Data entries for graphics
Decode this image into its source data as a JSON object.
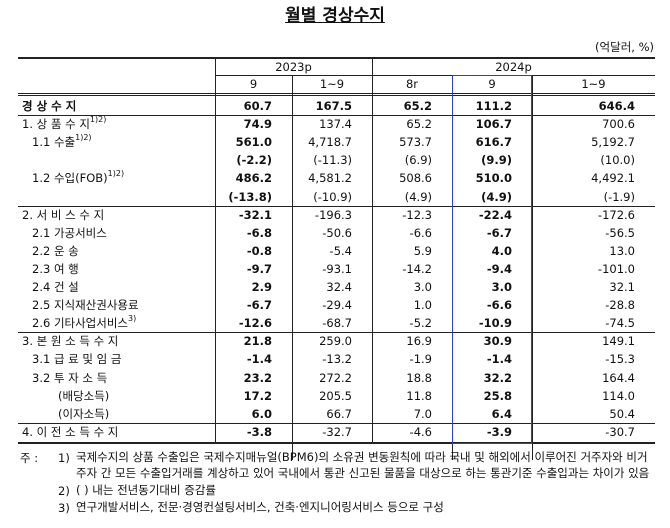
{
  "title": "월별 경상수지",
  "unit": "(억달러, %)",
  "table": {
    "header": {
      "groups": [
        "2023p",
        "2024p"
      ],
      "columns": [
        "9",
        "1~9",
        "8r",
        "9",
        "1~9"
      ]
    },
    "sections": [
      {
        "rows": [
          {
            "label": "경 상 수 지",
            "values": [
              "60.7",
              "167.5",
              "65.2",
              "111.2",
              "646.4"
            ]
          }
        ]
      },
      {
        "rows": [
          {
            "label": "1. 상 품 수 지",
            "sup": "1)2)",
            "values": [
              "74.9",
              "137.4",
              "65.2",
              "106.7",
              "700.6"
            ]
          },
          {
            "label": "1.1 수출",
            "sup": "1)2)",
            "values": [
              "561.0",
              "4,718.7",
              "573.7",
              "616.7",
              "5,192.7"
            ]
          },
          {
            "values": [
              "(-2.2)",
              "(-11.3)",
              "(6.9)",
              "(9.9)",
              "(10.0)"
            ]
          },
          {
            "label": "1.2 수입(FOB)",
            "sup": "1)2)",
            "values": [
              "486.2",
              "4,581.2",
              "508.6",
              "510.0",
              "4,492.1"
            ]
          },
          {
            "values": [
              "(-13.8)",
              "(-10.9)",
              "(4.9)",
              "(4.9)",
              "(-1.9)"
            ]
          }
        ]
      },
      {
        "rows": [
          {
            "label": "2. 서 비 스 수 지",
            "values": [
              "-32.1",
              "-196.3",
              "-12.3",
              "-22.4",
              "-172.6"
            ]
          },
          {
            "label": "2.1 가공서비스",
            "values": [
              "-6.8",
              "-50.6",
              "-6.6",
              "-6.7",
              "-56.5"
            ]
          },
          {
            "label": "2.2 운 송",
            "values": [
              "-0.8",
              "-5.4",
              "5.9",
              "4.0",
              "13.0"
            ]
          },
          {
            "label": "2.3 여 행",
            "values": [
              "-9.7",
              "-93.1",
              "-14.2",
              "-9.4",
              "-101.0"
            ]
          },
          {
            "label": "2.4 건 설",
            "values": [
              "2.9",
              "32.4",
              "3.0",
              "3.0",
              "32.1"
            ]
          },
          {
            "label": "2.5 지식재산권사용료",
            "values": [
              "-6.7",
              "-29.4",
              "1.0",
              "-6.6",
              "-28.8"
            ]
          },
          {
            "label": "2.6 기타사업서비스",
            "sup": "3)",
            "values": [
              "-12.6",
              "-68.7",
              "-5.2",
              "-10.9",
              "-74.5"
            ]
          }
        ]
      },
      {
        "rows": [
          {
            "label": "3. 본 원 소 득 수 지",
            "values": [
              "21.8",
              "259.0",
              "16.9",
              "30.9",
              "149.1"
            ]
          },
          {
            "label": "3.1 급 료 및 임 금",
            "values": [
              "-1.4",
              "-13.2",
              "-1.9",
              "-1.4",
              "-15.3"
            ]
          },
          {
            "label": "3.2 투 자 소 득",
            "values": [
              "23.2",
              "272.2",
              "18.8",
              "32.2",
              "164.4"
            ]
          },
          {
            "label": "(배당소득)",
            "values": [
              "17.2",
              "205.5",
              "11.8",
              "25.8",
              "114.0"
            ]
          },
          {
            "label": "(이자소득)",
            "values": [
              "6.0",
              "66.7",
              "7.0",
              "6.4",
              "50.4"
            ]
          }
        ]
      },
      {
        "rows": [
          {
            "label": "4. 이 전 소 득 수 지",
            "values": [
              "-3.8",
              "-32.7",
              "-4.6",
              "-3.9",
              "-30.7"
            ]
          }
        ]
      }
    ]
  },
  "notes": {
    "label": "주 :",
    "items": [
      {
        "marker": "1)",
        "text": "국제수지의 상품 수출입은 국제수지매뉴얼(BPM6)의 소유권 변동원칙에 따라 국내 및 해외에서 이루어진 거주자와 비거주자 간 모든 수출입거래를 계상하고 있어 국내에서 통관 신고된 물품을 대상으로 하는 통관기준 수출입과는 차이가 있음"
      },
      {
        "marker": "2)",
        "text": "( ) 내는 전년동기대비 증감률"
      },
      {
        "marker": "3)",
        "text": "연구개발서비스, 전문·경영컨설팅서비스, 건축·엔지니어링서비스 등으로 구성"
      }
    ]
  }
}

• _GIVEN PROBLEM_: Every line above should be repeated exactly; pictures stay out of the copy.

• _RESPONSE_:
Decode this image into its source data as a JSON object.
{
  "title": "월별 경상수지",
  "unit": "(억달러, %)",
  "table": {
    "header": {
      "groups": [
        "2023p",
        "2024p"
      ],
      "columns": [
        "9",
        "1~9",
        "8r",
        "9",
        "1~9"
      ]
    },
    "sections": [
      {
        "rows": [
          {
            "label": "경 상 수 지",
            "values": [
              "60.7",
              "167.5",
              "65.2",
              "111.2",
              "646.4"
            ]
          }
        ]
      },
      {
        "rows": [
          {
            "label": "1. 상 품 수 지",
            "sup": "1)2)",
            "values": [
              "74.9",
              "137.4",
              "65.2",
              "106.7",
              "700.6"
            ]
          },
          {
            "label": "1.1 수출",
            "sup": "1)2)",
            "values": [
              "561.0",
              "4,718.7",
              "573.7",
              "616.7",
              "5,192.7"
            ]
          },
          {
            "values": [
              "(-2.2)",
              "(-11.3)",
              "(6.9)",
              "(9.9)",
              "(10.0)"
            ]
          },
          {
            "label": "1.2 수입(FOB)",
            "sup": "1)2)",
            "values": [
              "486.2",
              "4,581.2",
              "508.6",
              "510.0",
              "4,492.1"
            ]
          },
          {
            "values": [
              "(-13.8)",
              "(-10.9)",
              "(4.9)",
              "(4.9)",
              "(-1.9)"
            ]
          }
        ]
      },
      {
        "rows": [
          {
            "label": "2. 서 비 스 수 지",
            "values": [
              "-32.1",
              "-196.3",
              "-12.3",
              "-22.4",
              "-172.6"
            ]
          },
          {
            "label": "2.1 가공서비스",
            "values": [
              "-6.8",
              "-50.6",
              "-6.6",
              "-6.7",
              "-56.5"
            ]
          },
          {
            "label": "2.2 운 송",
            "values": [
              "-0.8",
              "-5.4",
              "5.9",
              "4.0",
              "13.0"
            ]
          },
          {
            "label": "2.3 여 행",
            "values": [
              "-9.7",
              "-93.1",
              "-14.2",
              "-9.4",
              "-101.0"
            ]
          },
          {
            "label": "2.4 건 설",
            "values": [
              "2.9",
              "32.4",
              "3.0",
              "3.0",
              "32.1"
            ]
          },
          {
            "label": "2.5 지식재산권사용료",
            "values": [
              "-6.7",
              "-29.4",
              "1.0",
              "-6.6",
              "-28.8"
            ]
          },
          {
            "label": "2.6 기타사업서비스",
            "sup": "3)",
            "values": [
              "-12.6",
              "-68.7",
              "-5.2",
              "-10.9",
              "-74.5"
            ]
          }
        ]
      },
      {
        "rows": [
          {
            "label": "3. 본 원 소 득 수 지",
            "values": [
              "21.8",
              "259.0",
              "16.9",
              "30.9",
              "149.1"
            ]
          },
          {
            "label": "3.1 급 료 및 임 금",
            "values": [
              "-1.4",
              "-13.2",
              "-1.9",
              "-1.4",
              "-15.3"
            ]
          },
          {
            "label": "3.2 투 자 소 득",
            "values": [
              "23.2",
              "272.2",
              "18.8",
              "32.2",
              "164.4"
            ]
          },
          {
            "label": "(배당소득)",
            "values": [
              "17.2",
              "205.5",
              "11.8",
              "25.8",
              "114.0"
            ]
          },
          {
            "label": "(이자소득)",
            "values": [
              "6.0",
              "66.7",
              "7.0",
              "6.4",
              "50.4"
            ]
          }
        ]
      },
      {
        "rows": [
          {
            "label": "4. 이 전 소 득 수 지",
            "values": [
              "-3.8",
              "-32.7",
              "-4.6",
              "-3.9",
              "-30.7"
            ]
          }
        ]
      }
    ]
  },
  "notes": {
    "label": "주 :",
    "items": [
      {
        "marker": "1)",
        "text": "국제수지의 상품 수출입은 국제수지매뉴얼(BPM6)의 소유권 변동원칙에 따라 국내 및 해외에서 이루어진 거주자와 비거주자 간 모든 수출입거래를 계상하고 있어 국내에서 통관 신고된 물품을 대상으로 하는 통관기준 수출입과는 차이가 있음"
      },
      {
        "marker": "2)",
        "text": "( ) 내는 전년동기대비 증감률"
      },
      {
        "marker": "3)",
        "text": "연구개발서비스, 전문·경영컨설팅서비스, 건축·엔지니어링서비스 등으로 구성"
      }
    ]
  }
}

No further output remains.